Associazione del commercio italo-cinese: al Politeama l'investitura del presidente "Tony"

Zhou Rong Jing con l’ex sindaco di Carmignano Doriano Cirri (foto Sproviero-Batavia)

Prato, Zhou Rong Jing è anche uno dei vicepresidenti di “Simposio Cina-Italia”, l’associazione nata pochi mesi fa, alla fine del 2017, da un’idea dell’ex sindaco di Carmignano Doriano Cirri

PRATO. Seanese d’adozione era il vecchio presidente e seanese è anche quello nuovo: una continuità nel segno del Montalbano. L’associazione del commercio italo cinese, attiva a Prato da ventuno anni e con un centinaio di iscritti, ha rinnovato consiglio e cariche e alla guida del sodalizio di imprenditori è stato eletto per i prossimi tre anni Zhou Rong Jing, detto Tony. Come il vecchio presidente Wang Zeng Li – Vito per gli amici italiani – che ha guidato l’associazione per due mandati a partire dal 2012, Tony abita a Seano e nella frazione del comune mediceo pratese si trova pure la sua azienda. Ha iniziato come molti dal pronto moda. Oggi si interessa di import e export. 
 
Quarantacinque anni, da parecchio tempo attivo all’interno della comunità del Montalbano – è stato anche vice presidente dell’associazione buddhista a Prato e due anni fa ha raccontato al Tirreno miti e leggende del capodanno cinese – Tony oramai vive in Italia da quasi ventinove anni. 
 
C’è arrivato nel 1989, quando ne aveva appena sedici, e a Seano abita dal 2009. Zhou Rong Jing è anche uno dei vicepresidenti di “Simposio Cina-Italia”, l’associazione nata pochi mesi fa, alla fine del 2017, da un’idea dell’ex sindaco di Carmignano Doriano Cirri, con l’obiettivo di creare un ponte sempre più fluido tra italiani e cinesi, nel segno della fiducia, amicizia e conoscenza reciproca, passando dalla cultura, la storia e l’economia, non senza disdegnare occasioni di incontro a tavola, attraverso contaminazioni culinarie ugualmente utili per rompere muri e diffidenze. Quella carmignanese è una comunità nutrita.
 
Sono più di settecento all’anagrafe i cinesi che abitano a Carmignano, uno ogni venti abitanti ed almeno il doppio vi gravita nelle aziende che si concentrano a Seano. Sette anni fa erano la metà.
________________________________________
▶ **Consegne dell'esercizio**
(a) Spiega, basandoti sul testo di riferimento, perché l'elezione di Zhou Rong Jing viene presentata come una continuità nel segno del Montalbano.
(b) Indica in quale anno Zhou Rong Jing è arrivato in Italia secondo il testo di riferimento.
________________________________________
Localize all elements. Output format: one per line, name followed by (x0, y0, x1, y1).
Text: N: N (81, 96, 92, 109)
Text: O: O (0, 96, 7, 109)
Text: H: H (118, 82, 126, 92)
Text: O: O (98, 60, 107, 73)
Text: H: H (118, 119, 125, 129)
________________________________________
▶ **Risposte per numero**
(a) Sia il vecchio presidente Wang Zeng Li sia il nuovo presidente Zhou Rong Jing sono seanesi d'adozione. Anche Zhou Rong Jing, come il suo predecessore, abita a Seano, dove si trova pure la sua azienda.

(b) Nel 1989.